[Dataset items]

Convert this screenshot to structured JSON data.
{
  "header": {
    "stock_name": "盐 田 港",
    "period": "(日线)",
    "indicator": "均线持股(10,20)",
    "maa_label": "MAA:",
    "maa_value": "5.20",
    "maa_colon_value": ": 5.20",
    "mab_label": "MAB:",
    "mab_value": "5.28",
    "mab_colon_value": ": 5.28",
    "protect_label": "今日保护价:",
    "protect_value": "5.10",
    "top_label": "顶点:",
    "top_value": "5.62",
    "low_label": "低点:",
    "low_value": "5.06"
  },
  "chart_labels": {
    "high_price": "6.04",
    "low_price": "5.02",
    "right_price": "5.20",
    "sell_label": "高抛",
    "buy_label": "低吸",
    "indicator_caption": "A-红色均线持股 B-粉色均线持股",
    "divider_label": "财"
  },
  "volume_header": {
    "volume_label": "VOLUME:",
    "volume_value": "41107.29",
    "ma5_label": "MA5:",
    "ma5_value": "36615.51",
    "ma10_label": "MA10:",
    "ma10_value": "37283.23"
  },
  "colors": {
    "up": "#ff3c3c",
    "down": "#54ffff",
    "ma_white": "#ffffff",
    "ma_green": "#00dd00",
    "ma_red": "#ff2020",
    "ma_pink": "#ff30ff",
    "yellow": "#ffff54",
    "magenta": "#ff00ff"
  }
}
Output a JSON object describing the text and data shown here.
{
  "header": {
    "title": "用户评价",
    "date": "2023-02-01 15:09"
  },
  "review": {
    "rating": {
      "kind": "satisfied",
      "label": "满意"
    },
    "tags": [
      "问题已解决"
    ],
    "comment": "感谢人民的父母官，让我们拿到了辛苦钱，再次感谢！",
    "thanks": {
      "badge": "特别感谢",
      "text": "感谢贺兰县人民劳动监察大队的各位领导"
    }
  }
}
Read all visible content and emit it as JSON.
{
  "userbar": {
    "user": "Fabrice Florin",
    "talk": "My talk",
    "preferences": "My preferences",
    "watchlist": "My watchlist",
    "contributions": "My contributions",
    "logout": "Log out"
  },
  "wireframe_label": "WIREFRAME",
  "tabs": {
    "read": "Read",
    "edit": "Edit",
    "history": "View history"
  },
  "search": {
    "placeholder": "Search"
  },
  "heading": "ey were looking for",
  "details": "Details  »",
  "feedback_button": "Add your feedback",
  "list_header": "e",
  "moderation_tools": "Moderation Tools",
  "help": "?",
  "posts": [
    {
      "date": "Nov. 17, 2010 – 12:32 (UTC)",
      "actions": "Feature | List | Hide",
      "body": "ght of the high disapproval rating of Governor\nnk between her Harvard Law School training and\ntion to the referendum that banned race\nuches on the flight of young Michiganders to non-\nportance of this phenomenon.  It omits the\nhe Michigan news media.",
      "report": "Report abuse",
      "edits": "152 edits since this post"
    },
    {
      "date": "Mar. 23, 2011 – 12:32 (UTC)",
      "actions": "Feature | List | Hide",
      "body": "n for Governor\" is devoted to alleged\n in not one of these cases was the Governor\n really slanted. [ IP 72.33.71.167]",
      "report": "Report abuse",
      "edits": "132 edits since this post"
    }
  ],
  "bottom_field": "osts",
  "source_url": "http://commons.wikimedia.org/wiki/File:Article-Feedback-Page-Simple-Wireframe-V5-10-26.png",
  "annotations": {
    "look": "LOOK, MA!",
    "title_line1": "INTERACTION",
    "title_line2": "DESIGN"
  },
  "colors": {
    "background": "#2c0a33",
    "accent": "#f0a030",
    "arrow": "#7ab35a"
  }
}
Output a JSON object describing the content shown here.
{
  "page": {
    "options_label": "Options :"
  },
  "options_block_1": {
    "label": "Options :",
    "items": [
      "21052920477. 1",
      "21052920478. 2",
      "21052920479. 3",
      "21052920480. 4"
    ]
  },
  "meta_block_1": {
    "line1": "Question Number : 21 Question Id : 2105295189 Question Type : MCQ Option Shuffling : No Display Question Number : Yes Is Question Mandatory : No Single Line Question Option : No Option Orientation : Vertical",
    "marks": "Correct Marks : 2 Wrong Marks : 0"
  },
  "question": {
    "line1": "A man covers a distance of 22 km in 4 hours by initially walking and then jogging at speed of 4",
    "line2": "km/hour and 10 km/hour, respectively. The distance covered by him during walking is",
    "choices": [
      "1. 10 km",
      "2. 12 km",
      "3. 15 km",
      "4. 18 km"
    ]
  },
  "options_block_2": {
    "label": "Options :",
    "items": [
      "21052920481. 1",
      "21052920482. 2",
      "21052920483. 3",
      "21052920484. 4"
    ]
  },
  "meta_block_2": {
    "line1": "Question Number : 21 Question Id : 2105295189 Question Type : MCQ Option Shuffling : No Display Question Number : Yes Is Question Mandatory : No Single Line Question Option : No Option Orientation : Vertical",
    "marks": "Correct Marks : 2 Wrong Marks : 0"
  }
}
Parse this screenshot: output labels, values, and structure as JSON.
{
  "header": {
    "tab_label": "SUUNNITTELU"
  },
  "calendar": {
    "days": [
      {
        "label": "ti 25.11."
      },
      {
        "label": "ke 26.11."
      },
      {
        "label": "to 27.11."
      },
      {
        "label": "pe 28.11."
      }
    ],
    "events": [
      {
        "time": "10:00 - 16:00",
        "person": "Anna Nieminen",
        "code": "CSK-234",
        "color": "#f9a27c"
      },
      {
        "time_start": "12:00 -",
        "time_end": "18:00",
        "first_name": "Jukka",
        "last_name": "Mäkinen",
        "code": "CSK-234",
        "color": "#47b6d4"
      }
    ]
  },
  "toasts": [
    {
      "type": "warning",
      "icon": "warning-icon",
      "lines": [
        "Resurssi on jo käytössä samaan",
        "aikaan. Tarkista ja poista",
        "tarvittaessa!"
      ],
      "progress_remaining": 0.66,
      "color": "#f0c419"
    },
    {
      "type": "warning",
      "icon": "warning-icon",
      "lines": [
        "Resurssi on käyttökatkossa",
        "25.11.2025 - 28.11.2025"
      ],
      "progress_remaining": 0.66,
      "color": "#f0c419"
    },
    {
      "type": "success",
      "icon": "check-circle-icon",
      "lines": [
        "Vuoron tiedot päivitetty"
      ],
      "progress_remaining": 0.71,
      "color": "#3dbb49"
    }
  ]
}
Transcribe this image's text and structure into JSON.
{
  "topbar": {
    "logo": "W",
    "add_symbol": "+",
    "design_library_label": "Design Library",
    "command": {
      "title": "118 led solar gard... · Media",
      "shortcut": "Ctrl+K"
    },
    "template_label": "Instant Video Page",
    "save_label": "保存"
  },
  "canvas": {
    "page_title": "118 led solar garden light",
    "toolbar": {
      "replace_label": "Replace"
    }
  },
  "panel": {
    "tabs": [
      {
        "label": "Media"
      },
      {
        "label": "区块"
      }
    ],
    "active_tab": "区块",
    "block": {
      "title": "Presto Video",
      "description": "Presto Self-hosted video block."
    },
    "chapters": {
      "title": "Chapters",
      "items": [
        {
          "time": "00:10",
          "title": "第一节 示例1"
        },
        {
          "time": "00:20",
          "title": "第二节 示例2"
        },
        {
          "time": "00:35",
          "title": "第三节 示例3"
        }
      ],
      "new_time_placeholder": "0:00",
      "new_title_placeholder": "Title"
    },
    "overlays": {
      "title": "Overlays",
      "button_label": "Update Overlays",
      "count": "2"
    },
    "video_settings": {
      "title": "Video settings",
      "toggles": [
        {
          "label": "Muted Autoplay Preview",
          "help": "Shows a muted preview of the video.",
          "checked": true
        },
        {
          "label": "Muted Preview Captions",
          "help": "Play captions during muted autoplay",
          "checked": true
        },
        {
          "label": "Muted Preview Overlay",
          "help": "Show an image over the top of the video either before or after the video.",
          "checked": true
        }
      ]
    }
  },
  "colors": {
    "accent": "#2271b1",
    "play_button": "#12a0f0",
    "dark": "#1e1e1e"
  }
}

§ **The task**: Copy down every line of the entries containing the word "shown".

§ **Correct answer**:
Output a JSON object describing the text and data shown here.
Output a JSON object describing the content shown here.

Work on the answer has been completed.